■ **Task instructions**:
Copy every line of the records below word for word, leaving out the pictures.

■ **Exercise input**:
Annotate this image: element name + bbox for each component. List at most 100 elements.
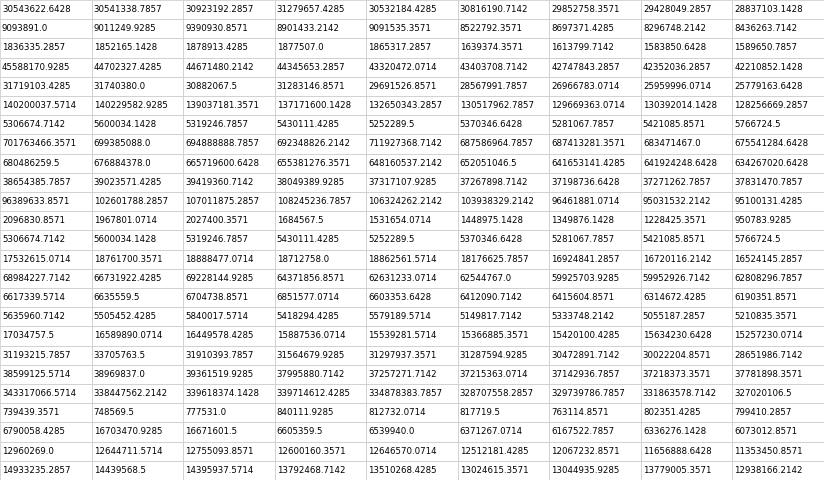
Text: 5600034.1428: 5600034.1428 — [94, 120, 157, 129]
Bar — [550, 442, 641, 461]
Bar — [641, 19, 733, 38]
Bar — [91, 422, 183, 442]
Text: 43403708.7142: 43403708.7142 — [460, 63, 528, 72]
Bar — [91, 173, 183, 192]
Text: 59952926.7142: 59952926.7142 — [643, 274, 711, 283]
Bar — [183, 154, 274, 173]
Text: 39361519.9285: 39361519.9285 — [185, 370, 253, 379]
Text: 29691526.8571: 29691526.8571 — [368, 82, 437, 91]
Bar — [550, 461, 641, 480]
Text: 6617339.5714: 6617339.5714 — [2, 293, 65, 302]
Bar — [366, 422, 458, 442]
Bar — [366, 38, 458, 58]
Text: 18862561.5714: 18862561.5714 — [368, 255, 437, 264]
Bar — [91, 384, 183, 403]
Bar — [366, 307, 458, 326]
Bar — [458, 365, 550, 384]
Text: 675541284.6428: 675541284.6428 — [734, 140, 808, 148]
Text: 16703470.9285: 16703470.9285 — [94, 428, 162, 436]
Text: 16589890.0714: 16589890.0714 — [94, 332, 162, 340]
Bar — [366, 346, 458, 365]
Bar — [733, 307, 824, 326]
Text: 1836335.2857: 1836335.2857 — [2, 44, 65, 52]
Bar — [550, 365, 641, 384]
Text: 1878913.4285: 1878913.4285 — [185, 44, 248, 52]
Bar — [733, 384, 824, 403]
Text: 12960269.0: 12960269.0 — [2, 447, 54, 456]
Bar — [733, 403, 824, 422]
Bar — [183, 0, 274, 19]
Text: 39023571.4285: 39023571.4285 — [94, 178, 162, 187]
Bar — [641, 403, 733, 422]
Bar — [458, 307, 550, 326]
Bar — [366, 0, 458, 19]
Text: 334878383.7857: 334878383.7857 — [368, 389, 442, 398]
Bar — [641, 326, 733, 346]
Text: 15634230.6428: 15634230.6428 — [643, 332, 711, 340]
Text: 5281067.7857: 5281067.7857 — [551, 236, 615, 244]
Bar — [274, 173, 366, 192]
Text: 37317107.9285: 37317107.9285 — [368, 178, 437, 187]
Bar — [641, 134, 733, 154]
Bar — [183, 461, 274, 480]
Text: 648160537.2142: 648160537.2142 — [368, 159, 442, 168]
Bar — [641, 115, 733, 134]
Text: 14933235.2857: 14933235.2857 — [2, 466, 71, 475]
Bar — [0, 288, 91, 307]
Text: 31740380.0: 31740380.0 — [94, 82, 146, 91]
Bar — [366, 115, 458, 134]
Text: 25959996.0714: 25959996.0714 — [643, 82, 711, 91]
Text: 29428049.2857: 29428049.2857 — [643, 5, 711, 14]
Bar — [274, 58, 366, 77]
Text: 5840017.5714: 5840017.5714 — [185, 312, 248, 321]
Text: 5579189.5714: 5579189.5714 — [368, 312, 431, 321]
Text: 12938166.2142: 12938166.2142 — [734, 466, 803, 475]
Bar — [550, 326, 641, 346]
Bar — [91, 288, 183, 307]
Text: 1613799.7142: 1613799.7142 — [551, 44, 614, 52]
Bar — [733, 250, 824, 269]
Bar — [91, 250, 183, 269]
Bar — [91, 0, 183, 19]
Text: 16449578.4285: 16449578.4285 — [185, 332, 254, 340]
Text: 11353450.8571: 11353450.8571 — [734, 447, 803, 456]
Bar — [0, 461, 91, 480]
Bar — [641, 461, 733, 480]
Text: 107011875.2857: 107011875.2857 — [185, 197, 260, 206]
Bar — [641, 346, 733, 365]
Bar — [733, 0, 824, 19]
Text: 1583850.6428: 1583850.6428 — [643, 44, 706, 52]
Bar — [366, 442, 458, 461]
Text: 30541338.7857: 30541338.7857 — [94, 5, 162, 14]
Text: 5281067.7857: 5281067.7857 — [551, 120, 615, 129]
Bar — [458, 115, 550, 134]
Text: 9091535.3571: 9091535.3571 — [368, 24, 431, 33]
Text: 33705763.5: 33705763.5 — [94, 351, 146, 360]
Bar — [0, 250, 91, 269]
Text: 30472891.7142: 30472891.7142 — [551, 351, 620, 360]
Text: 1877507.0: 1877507.0 — [277, 44, 323, 52]
Text: 5149817.7142: 5149817.7142 — [460, 312, 522, 321]
Bar — [91, 269, 183, 288]
Text: 8522792.3571: 8522792.3571 — [460, 24, 522, 33]
Bar — [274, 269, 366, 288]
Bar — [641, 288, 733, 307]
Text: 692348826.2142: 692348826.2142 — [277, 140, 351, 148]
Bar — [641, 269, 733, 288]
Bar — [641, 38, 733, 58]
Text: 6704738.8571: 6704738.8571 — [185, 293, 248, 302]
Bar — [550, 154, 641, 173]
Bar — [550, 38, 641, 58]
Text: 5252289.5: 5252289.5 — [368, 120, 414, 129]
Text: 6190351.8571: 6190351.8571 — [734, 293, 798, 302]
Text: 15257230.0714: 15257230.0714 — [734, 332, 803, 340]
Text: 45588170.9285: 45588170.9285 — [2, 63, 71, 72]
Bar — [91, 365, 183, 384]
Text: 14439568.5: 14439568.5 — [94, 466, 146, 475]
Text: 28837103.1428: 28837103.1428 — [734, 5, 803, 14]
Text: 38654385.7857: 38654385.7857 — [2, 178, 71, 187]
Text: 9093891.0: 9093891.0 — [2, 24, 49, 33]
Text: 8901433.2142: 8901433.2142 — [277, 24, 339, 33]
Bar — [274, 365, 366, 384]
Bar — [550, 230, 641, 250]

■ **Exercise output**:
Annotate this image: element name + bbox for each component. List at most 100 elements.
Text: 5600034.1428: 5600034.1428 — [94, 120, 157, 129]
Bar — [550, 442, 641, 461]
Bar — [641, 19, 733, 38]
Bar — [91, 422, 183, 442]
Text: 43403708.7142: 43403708.7142 — [460, 63, 528, 72]
Bar — [91, 173, 183, 192]
Text: 59952926.7142: 59952926.7142 — [643, 274, 711, 283]
Bar — [183, 154, 274, 173]
Text: 39361519.9285: 39361519.9285 — [185, 370, 253, 379]
Text: 29691526.8571: 29691526.8571 — [368, 82, 437, 91]
Bar — [550, 461, 641, 480]
Text: 6617339.5714: 6617339.5714 — [2, 293, 65, 302]
Bar — [366, 422, 458, 442]
Bar — [366, 38, 458, 58]
Text: 18862561.5714: 18862561.5714 — [368, 255, 437, 264]
Bar — [91, 384, 183, 403]
Bar — [366, 307, 458, 326]
Bar — [458, 365, 550, 384]
Text: 675541284.6428: 675541284.6428 — [734, 140, 808, 148]
Text: 16703470.9285: 16703470.9285 — [94, 428, 162, 436]
Text: 16589890.0714: 16589890.0714 — [94, 332, 162, 340]
Bar — [366, 346, 458, 365]
Bar — [733, 307, 824, 326]
Text: 1836335.2857: 1836335.2857 — [2, 44, 65, 52]
Bar — [550, 365, 641, 384]
Text: 1878913.4285: 1878913.4285 — [185, 44, 248, 52]
Bar — [733, 384, 824, 403]
Text: 12960269.0: 12960269.0 — [2, 447, 54, 456]
Bar — [733, 403, 824, 422]
Bar — [183, 0, 274, 19]
Text: 39023571.4285: 39023571.4285 — [94, 178, 162, 187]
Bar — [641, 403, 733, 422]
Bar — [458, 307, 550, 326]
Bar — [366, 0, 458, 19]
Text: 334878383.7857: 334878383.7857 — [368, 389, 442, 398]
Bar — [641, 326, 733, 346]
Text: 15634230.6428: 15634230.6428 — [643, 332, 711, 340]
Text: 5281067.7857: 5281067.7857 — [551, 236, 615, 244]
Bar — [274, 173, 366, 192]
Text: 37317107.9285: 37317107.9285 — [368, 178, 437, 187]
Bar — [641, 134, 733, 154]
Bar — [183, 461, 274, 480]
Text: 648160537.2142: 648160537.2142 — [368, 159, 442, 168]
Bar — [641, 115, 733, 134]
Text: 14933235.2857: 14933235.2857 — [2, 466, 71, 475]
Bar — [0, 288, 91, 307]
Text: 31740380.0: 31740380.0 — [94, 82, 146, 91]
Bar — [366, 115, 458, 134]
Text: 25959996.0714: 25959996.0714 — [643, 82, 711, 91]
Text: 29428049.2857: 29428049.2857 — [643, 5, 711, 14]
Bar — [274, 58, 366, 77]
Text: 5840017.5714: 5840017.5714 — [185, 312, 248, 321]
Text: 5579189.5714: 5579189.5714 — [368, 312, 431, 321]
Text: 12938166.2142: 12938166.2142 — [734, 466, 803, 475]
Bar — [550, 326, 641, 346]
Bar — [91, 288, 183, 307]
Text: 1613799.7142: 1613799.7142 — [551, 44, 614, 52]
Bar — [733, 250, 824, 269]
Bar — [91, 250, 183, 269]
Bar — [91, 0, 183, 19]
Text: 16449578.4285: 16449578.4285 — [185, 332, 254, 340]
Text: 11353450.8571: 11353450.8571 — [734, 447, 803, 456]
Bar — [0, 461, 91, 480]
Bar — [641, 461, 733, 480]
Text: 107011875.2857: 107011875.2857 — [185, 197, 260, 206]
Bar — [641, 346, 733, 365]
Bar — [733, 0, 824, 19]
Text: 1583850.6428: 1583850.6428 — [643, 44, 706, 52]
Bar — [366, 442, 458, 461]
Text: 30541338.7857: 30541338.7857 — [94, 5, 162, 14]
Text: 5281067.7857: 5281067.7857 — [551, 120, 615, 129]
Bar — [458, 115, 550, 134]
Text: 9091535.3571: 9091535.3571 — [368, 24, 431, 33]
Text: 33705763.5: 33705763.5 — [94, 351, 146, 360]
Bar — [0, 250, 91, 269]
Text: 30472891.7142: 30472891.7142 — [551, 351, 620, 360]
Text: 1877507.0: 1877507.0 — [277, 44, 323, 52]
Text: 5149817.7142: 5149817.7142 — [460, 312, 522, 321]
Bar — [91, 269, 183, 288]
Text: 8522792.3571: 8522792.3571 — [460, 24, 522, 33]
Bar — [274, 269, 366, 288]
Bar — [641, 288, 733, 307]
Text: 692348826.2142: 692348826.2142 — [277, 140, 351, 148]
Bar — [641, 269, 733, 288]
Bar — [641, 38, 733, 58]
Text: 6704738.8571: 6704738.8571 — [185, 293, 248, 302]
Bar — [550, 154, 641, 173]
Bar — [550, 38, 641, 58]
Text: 5252289.5: 5252289.5 — [368, 120, 414, 129]
Text: 6190351.8571: 6190351.8571 — [734, 293, 798, 302]
Text: 15257230.0714: 15257230.0714 — [734, 332, 803, 340]
Text: 45588170.9285: 45588170.9285 — [2, 63, 71, 72]
Bar — [91, 365, 183, 384]
Text: 14439568.5: 14439568.5 — [94, 466, 146, 475]
Text: 28837103.1428: 28837103.1428 — [734, 5, 803, 14]
Text: 38654385.7857: 38654385.7857 — [2, 178, 71, 187]
Text: 9093891.0: 9093891.0 — [2, 24, 49, 33]
Text: 8901433.2142: 8901433.2142 — [277, 24, 339, 33]
Bar — [274, 365, 366, 384]
Bar — [550, 230, 641, 250]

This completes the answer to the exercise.